**Brief:**
Take the line that contains "Read this page and output its text content." as the first line and the final line of the records as the last; return exactly those lines and the lines between.

-- begin Data for this task --

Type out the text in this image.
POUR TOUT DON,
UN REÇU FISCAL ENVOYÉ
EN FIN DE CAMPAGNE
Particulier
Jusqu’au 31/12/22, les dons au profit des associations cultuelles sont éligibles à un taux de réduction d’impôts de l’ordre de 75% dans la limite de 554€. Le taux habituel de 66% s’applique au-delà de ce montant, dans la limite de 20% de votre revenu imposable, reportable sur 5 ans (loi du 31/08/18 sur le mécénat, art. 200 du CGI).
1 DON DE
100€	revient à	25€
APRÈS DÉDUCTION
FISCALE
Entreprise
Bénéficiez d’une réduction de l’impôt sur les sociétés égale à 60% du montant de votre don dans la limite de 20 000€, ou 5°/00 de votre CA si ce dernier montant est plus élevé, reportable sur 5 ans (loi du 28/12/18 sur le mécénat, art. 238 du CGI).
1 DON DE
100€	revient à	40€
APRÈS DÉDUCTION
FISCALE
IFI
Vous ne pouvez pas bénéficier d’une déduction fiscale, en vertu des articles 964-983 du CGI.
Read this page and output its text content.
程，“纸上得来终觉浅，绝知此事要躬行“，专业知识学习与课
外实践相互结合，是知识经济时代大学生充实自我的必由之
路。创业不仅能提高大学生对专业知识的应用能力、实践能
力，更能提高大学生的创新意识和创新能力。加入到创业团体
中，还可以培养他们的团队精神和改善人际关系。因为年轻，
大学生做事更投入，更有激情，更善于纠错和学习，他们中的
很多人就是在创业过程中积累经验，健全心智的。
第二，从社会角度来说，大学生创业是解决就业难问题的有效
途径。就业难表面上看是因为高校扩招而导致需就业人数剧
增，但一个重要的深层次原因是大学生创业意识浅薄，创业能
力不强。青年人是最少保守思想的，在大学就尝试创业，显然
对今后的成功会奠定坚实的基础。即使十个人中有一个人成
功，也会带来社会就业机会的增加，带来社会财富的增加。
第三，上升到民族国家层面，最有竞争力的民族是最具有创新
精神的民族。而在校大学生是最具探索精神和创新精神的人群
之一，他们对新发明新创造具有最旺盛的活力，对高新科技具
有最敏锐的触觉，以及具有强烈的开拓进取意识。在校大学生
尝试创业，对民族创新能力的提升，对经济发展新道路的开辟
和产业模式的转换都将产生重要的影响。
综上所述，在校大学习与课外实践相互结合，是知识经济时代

-- end Data for this task --

**Exercise output:**
Read this page and output its text content.
程，“纸上得来终觉浅，绝知此事要躬行“，专业知识学习与课
外实践相互结合，是知识经济时代大学生充实自我的必由之
路。创业不仅能提高大学生对专业知识的应用能力、实践能
力，更能提高大学生的创新意识和创新能力。加入到创业团体
中，还可以培养他们的团队精神和改善人际关系。因为年轻，
大学生做事更投入，更有激情，更善于纠错和学习，他们中的
很多人就是在创业过程中积累经验，健全心智的。
第二，从社会角度来说，大学生创业是解决就业难问题的有效
途径。就业难表面上看是因为高校扩招而导致需就业人数剧
增，但一个重要的深层次原因是大学生创业意识浅薄，创业能
力不强。青年人是最少保守思想的，在大学就尝试创业，显然
对今后的成功会奠定坚实的基础。即使十个人中有一个人成
功，也会带来社会就业机会的增加，带来社会财富的增加。
第三，上升到民族国家层面，最有竞争力的民族是最具有创新
精神的民族。而在校大学生是最具探索精神和创新精神的人群
之一，他们对新发明新创造具有最旺盛的活力，对高新科技具
有最敏锐的触觉，以及具有强烈的开拓进取意识。在校大学生
尝试创业，对民族创新能力的提升，对经济发展新道路的开辟
和产业模式的转换都将产生重要的影响。
综上所述，在校大学习与课外实践相互结合，是知识经济时代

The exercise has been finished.